• _SHORT PROBLEM_: Copy out only the lines running from the one that contains "Convert this document image to plain text." through the end of the listing. Pictures stay out.

[Stored records]
+--
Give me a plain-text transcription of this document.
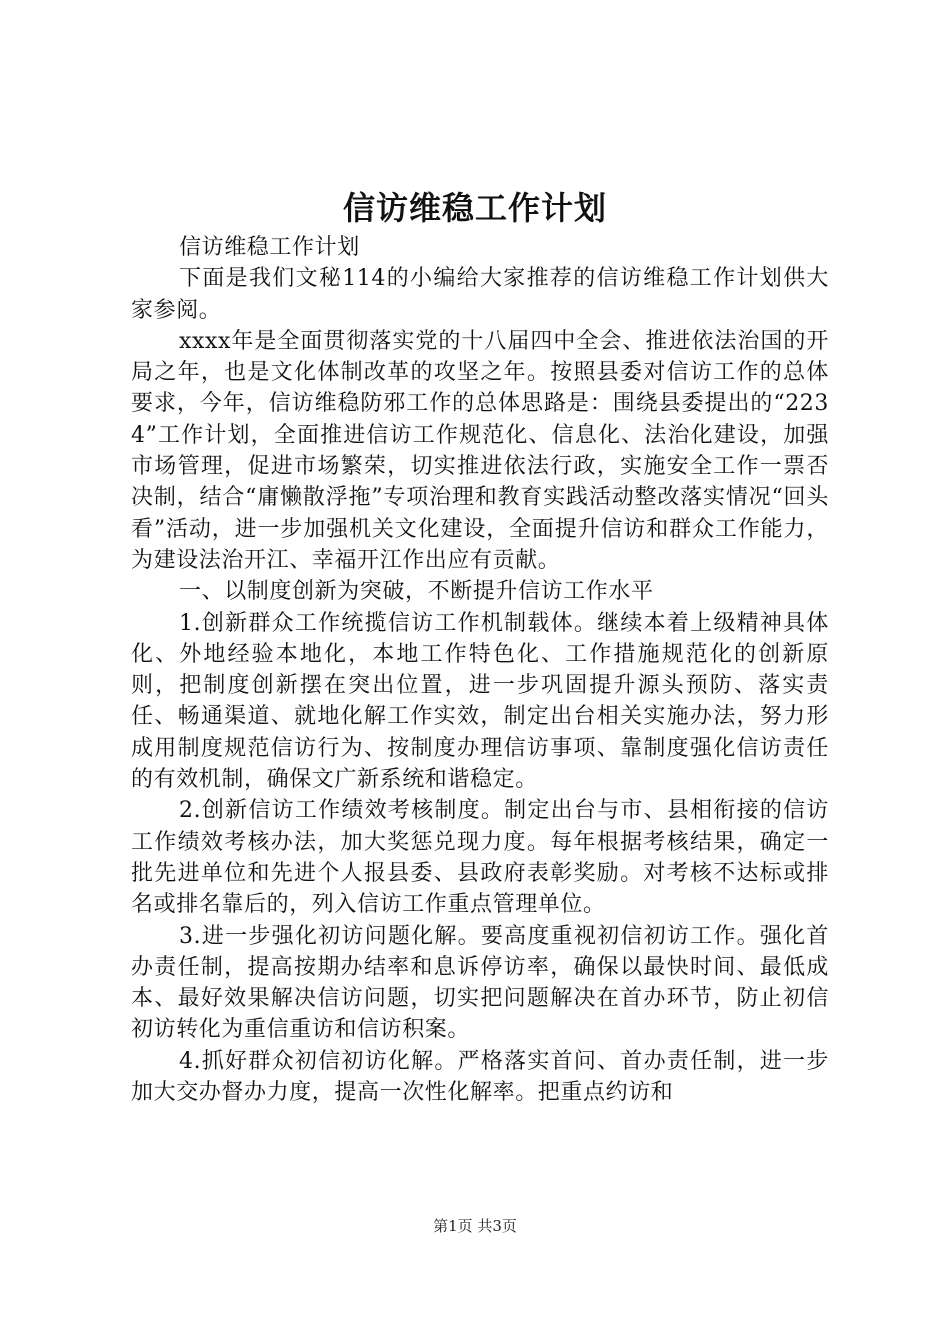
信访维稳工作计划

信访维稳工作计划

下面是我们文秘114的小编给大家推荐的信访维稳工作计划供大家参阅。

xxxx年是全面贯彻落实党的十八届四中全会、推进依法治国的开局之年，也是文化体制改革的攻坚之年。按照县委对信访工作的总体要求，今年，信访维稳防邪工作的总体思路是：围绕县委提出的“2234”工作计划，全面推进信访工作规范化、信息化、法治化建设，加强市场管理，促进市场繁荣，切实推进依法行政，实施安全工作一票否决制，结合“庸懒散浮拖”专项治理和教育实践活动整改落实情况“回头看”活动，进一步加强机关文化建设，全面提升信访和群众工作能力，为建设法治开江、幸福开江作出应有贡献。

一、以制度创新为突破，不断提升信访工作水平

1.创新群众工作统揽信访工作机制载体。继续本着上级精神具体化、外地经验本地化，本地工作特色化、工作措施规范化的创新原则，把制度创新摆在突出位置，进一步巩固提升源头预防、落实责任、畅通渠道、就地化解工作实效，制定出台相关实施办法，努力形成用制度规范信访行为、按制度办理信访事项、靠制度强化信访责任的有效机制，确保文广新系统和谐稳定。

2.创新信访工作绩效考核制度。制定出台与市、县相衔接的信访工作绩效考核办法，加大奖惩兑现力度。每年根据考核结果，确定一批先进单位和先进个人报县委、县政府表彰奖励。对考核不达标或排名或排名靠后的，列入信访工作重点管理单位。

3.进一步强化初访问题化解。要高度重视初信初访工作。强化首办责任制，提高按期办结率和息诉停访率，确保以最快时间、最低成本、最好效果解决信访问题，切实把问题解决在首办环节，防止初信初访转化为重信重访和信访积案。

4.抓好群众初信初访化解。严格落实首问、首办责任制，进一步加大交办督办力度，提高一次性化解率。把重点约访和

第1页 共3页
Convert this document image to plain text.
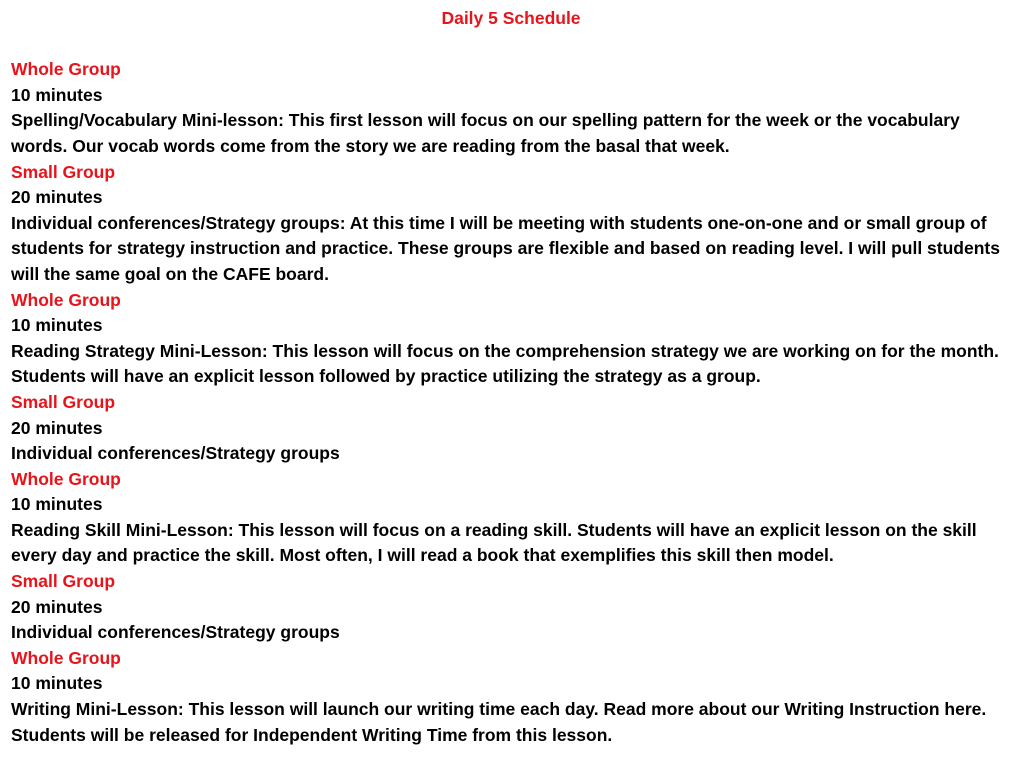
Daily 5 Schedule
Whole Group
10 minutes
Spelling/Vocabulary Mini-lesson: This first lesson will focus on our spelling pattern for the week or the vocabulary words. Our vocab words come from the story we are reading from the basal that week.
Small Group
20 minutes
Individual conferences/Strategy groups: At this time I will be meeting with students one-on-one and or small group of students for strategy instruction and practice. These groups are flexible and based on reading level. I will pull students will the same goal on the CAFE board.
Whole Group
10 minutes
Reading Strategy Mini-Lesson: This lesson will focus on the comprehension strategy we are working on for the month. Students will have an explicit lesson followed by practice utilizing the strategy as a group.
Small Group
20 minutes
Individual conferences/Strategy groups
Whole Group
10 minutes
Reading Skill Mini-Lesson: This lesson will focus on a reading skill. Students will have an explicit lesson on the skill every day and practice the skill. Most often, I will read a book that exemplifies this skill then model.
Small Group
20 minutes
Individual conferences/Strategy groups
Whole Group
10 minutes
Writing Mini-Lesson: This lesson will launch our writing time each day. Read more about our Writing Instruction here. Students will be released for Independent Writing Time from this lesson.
+--
• _CORRECT RESPONSE_:
Convert this document image to plain text.
Daily 5 Schedule
Whole Group
10 minutes
Spelling/Vocabulary Mini-lesson: This first lesson will focus on our spelling pattern for the week or the vocabulary words. Our vocab words come from the story we are reading from the basal that week.
Small Group
20 minutes
Individual conferences/Strategy groups: At this time I will be meeting with students one-on-one and or small group of students for strategy instruction and practice. These groups are flexible and based on reading level. I will pull students will the same goal on the CAFE board.
Whole Group
10 minutes
Reading Strategy Mini-Lesson: This lesson will focus on the comprehension strategy we are working on for the month. Students will have an explicit lesson followed by practice utilizing the strategy as a group.
Small Group
20 minutes
Individual conferences/Strategy groups
Whole Group
10 minutes
Reading Skill Mini-Lesson: This lesson will focus on a reading skill. Students will have an explicit lesson on the skill every day and practice the skill. Most often, I will read a book that exemplifies this skill then model.
Small Group
20 minutes
Individual conferences/Strategy groups
Whole Group
10 minutes
Writing Mini-Lesson: This lesson will launch our writing time each day. Read more about our Writing Instruction here. Students will be released for Independent Writing Time from this lesson.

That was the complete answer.